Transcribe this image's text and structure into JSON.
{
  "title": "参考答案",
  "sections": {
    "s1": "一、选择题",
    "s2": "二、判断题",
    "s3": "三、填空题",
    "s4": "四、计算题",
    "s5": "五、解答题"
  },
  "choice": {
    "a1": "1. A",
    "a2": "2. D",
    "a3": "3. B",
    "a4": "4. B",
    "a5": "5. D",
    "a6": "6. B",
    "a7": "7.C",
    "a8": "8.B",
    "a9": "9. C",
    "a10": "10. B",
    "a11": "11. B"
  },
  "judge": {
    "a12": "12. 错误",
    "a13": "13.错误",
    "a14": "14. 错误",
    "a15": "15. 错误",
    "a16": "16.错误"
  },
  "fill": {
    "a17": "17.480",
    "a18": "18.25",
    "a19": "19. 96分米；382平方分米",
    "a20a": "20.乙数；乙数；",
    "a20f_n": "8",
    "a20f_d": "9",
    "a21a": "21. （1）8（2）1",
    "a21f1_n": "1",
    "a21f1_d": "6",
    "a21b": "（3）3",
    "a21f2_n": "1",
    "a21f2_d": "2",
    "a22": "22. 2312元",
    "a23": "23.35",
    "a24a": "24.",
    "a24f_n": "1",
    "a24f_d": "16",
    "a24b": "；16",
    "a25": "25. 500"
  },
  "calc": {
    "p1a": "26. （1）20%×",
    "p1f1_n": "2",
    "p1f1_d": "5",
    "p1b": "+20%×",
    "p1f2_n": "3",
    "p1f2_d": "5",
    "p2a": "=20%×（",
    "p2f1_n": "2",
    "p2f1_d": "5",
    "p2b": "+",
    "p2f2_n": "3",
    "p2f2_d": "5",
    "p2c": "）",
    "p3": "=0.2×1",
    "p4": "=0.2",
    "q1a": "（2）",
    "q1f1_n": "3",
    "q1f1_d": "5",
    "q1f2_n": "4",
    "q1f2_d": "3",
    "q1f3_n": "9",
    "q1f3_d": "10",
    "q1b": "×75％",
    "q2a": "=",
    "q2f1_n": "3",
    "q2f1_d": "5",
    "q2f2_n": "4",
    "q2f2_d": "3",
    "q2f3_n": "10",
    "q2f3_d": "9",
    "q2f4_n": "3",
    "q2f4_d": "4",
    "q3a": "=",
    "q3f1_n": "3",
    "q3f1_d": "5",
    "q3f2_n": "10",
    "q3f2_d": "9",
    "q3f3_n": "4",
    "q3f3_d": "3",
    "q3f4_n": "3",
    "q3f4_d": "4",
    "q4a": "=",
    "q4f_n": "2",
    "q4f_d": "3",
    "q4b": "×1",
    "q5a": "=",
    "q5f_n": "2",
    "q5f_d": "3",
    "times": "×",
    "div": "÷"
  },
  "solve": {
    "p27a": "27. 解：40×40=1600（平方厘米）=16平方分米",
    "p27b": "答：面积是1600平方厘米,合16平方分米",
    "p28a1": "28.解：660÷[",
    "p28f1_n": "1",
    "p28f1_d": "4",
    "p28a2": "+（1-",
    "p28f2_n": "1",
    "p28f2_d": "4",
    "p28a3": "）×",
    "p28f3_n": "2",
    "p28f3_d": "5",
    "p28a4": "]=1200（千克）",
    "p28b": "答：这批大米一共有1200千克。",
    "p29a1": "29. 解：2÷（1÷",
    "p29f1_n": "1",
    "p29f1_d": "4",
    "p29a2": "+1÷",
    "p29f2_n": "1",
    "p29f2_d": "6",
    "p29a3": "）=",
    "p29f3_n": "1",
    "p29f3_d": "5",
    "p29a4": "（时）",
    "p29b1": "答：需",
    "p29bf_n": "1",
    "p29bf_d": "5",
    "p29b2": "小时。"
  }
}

------------------------------------

WHAT YOU ARE ASKED TO DO: Every line above needs to be retyped exactly.

ANSWER TO THIS TASK:
Transcribe this image's text and structure into JSON.
{
  "title": "参考答案",
  "sections": {
    "s1": "一、选择题",
    "s2": "二、判断题",
    "s3": "三、填空题",
    "s4": "四、计算题",
    "s5": "五、解答题"
  },
  "choice": {
    "a1": "1. A",
    "a2": "2. D",
    "a3": "3. B",
    "a4": "4. B",
    "a5": "5. D",
    "a6": "6. B",
    "a7": "7.C",
    "a8": "8.B",
    "a9": "9. C",
    "a10": "10. B",
    "a11": "11. B"
  },
  "judge": {
    "a12": "12. 错误",
    "a13": "13.错误",
    "a14": "14. 错误",
    "a15": "15. 错误",
    "a16": "16.错误"
  },
  "fill": {
    "a17": "17.480",
    "a18": "18.25",
    "a19": "19. 96分米；382平方分米",
    "a20a": "20.乙数；乙数；",
    "a20f_n": "8",
    "a20f_d": "9",
    "a21a": "21. （1）8（2）1",
    "a21f1_n": "1",
    "a21f1_d": "6",
    "a21b": "（3）3",
    "a21f2_n": "1",
    "a21f2_d": "2",
    "a22": "22. 2312元",
    "a23": "23.35",
    "a24a": "24.",
    "a24f_n": "1",
    "a24f_d": "16",
    "a24b": "；16",
    "a25": "25. 500"
  },
  "calc": {
    "p1a": "26. （1）20%×",
    "p1f1_n": "2",
    "p1f1_d": "5",
    "p1b": "+20%×",
    "p1f2_n": "3",
    "p1f2_d": "5",
    "p2a": "=20%×（",
    "p2f1_n": "2",
    "p2f1_d": "5",
    "p2b": "+",
    "p2f2_n": "3",
    "p2f2_d": "5",
    "p2c": "）",
    "p3": "=0.2×1",
    "p4": "=0.2",
    "q1a": "（2）",
    "q1f1_n": "3",
    "q1f1_d": "5",
    "q1f2_n": "4",
    "q1f2_d": "3",
    "q1f3_n": "9",
    "q1f3_d": "10",
    "q1b": "×75％",
    "q2a": "=",
    "q2f1_n": "3",
    "q2f1_d": "5",
    "q2f2_n": "4",
    "q2f2_d": "3",
    "q2f3_n": "10",
    "q2f3_d": "9",
    "q2f4_n": "3",
    "q2f4_d": "4",
    "q3a": "=",
    "q3f1_n": "3",
    "q3f1_d": "5",
    "q3f2_n": "10",
    "q3f2_d": "9",
    "q3f3_n": "4",
    "q3f3_d": "3",
    "q3f4_n": "3",
    "q3f4_d": "4",
    "q4a": "=",
    "q4f_n": "2",
    "q4f_d": "3",
    "q4b": "×1",
    "q5a": "=",
    "q5f_n": "2",
    "q5f_d": "3",
    "times": "×",
    "div": "÷"
  },
  "solve": {
    "p27a": "27. 解：40×40=1600（平方厘米）=16平方分米",
    "p27b": "答：面积是1600平方厘米,合16平方分米",
    "p28a1": "28.解：660÷[",
    "p28f1_n": "1",
    "p28f1_d": "4",
    "p28a2": "+（1-",
    "p28f2_n": "1",
    "p28f2_d": "4",
    "p28a3": "）×",
    "p28f3_n": "2",
    "p28f3_d": "5",
    "p28a4": "]=1200（千克）",
    "p28b": "答：这批大米一共有1200千克。",
    "p29a1": "29. 解：2÷（1÷",
    "p29f1_n": "1",
    "p29f1_d": "4",
    "p29a2": "+1÷",
    "p29f2_n": "1",
    "p29f2_d": "6",
    "p29a3": "）=",
    "p29f3_n": "1",
    "p29f3_d": "5",
    "p29a4": "（时）",
    "p29b1": "答：需",
    "p29bf_n": "1",
    "p29bf_d": "5",
    "p29b2": "小时。"
  }
}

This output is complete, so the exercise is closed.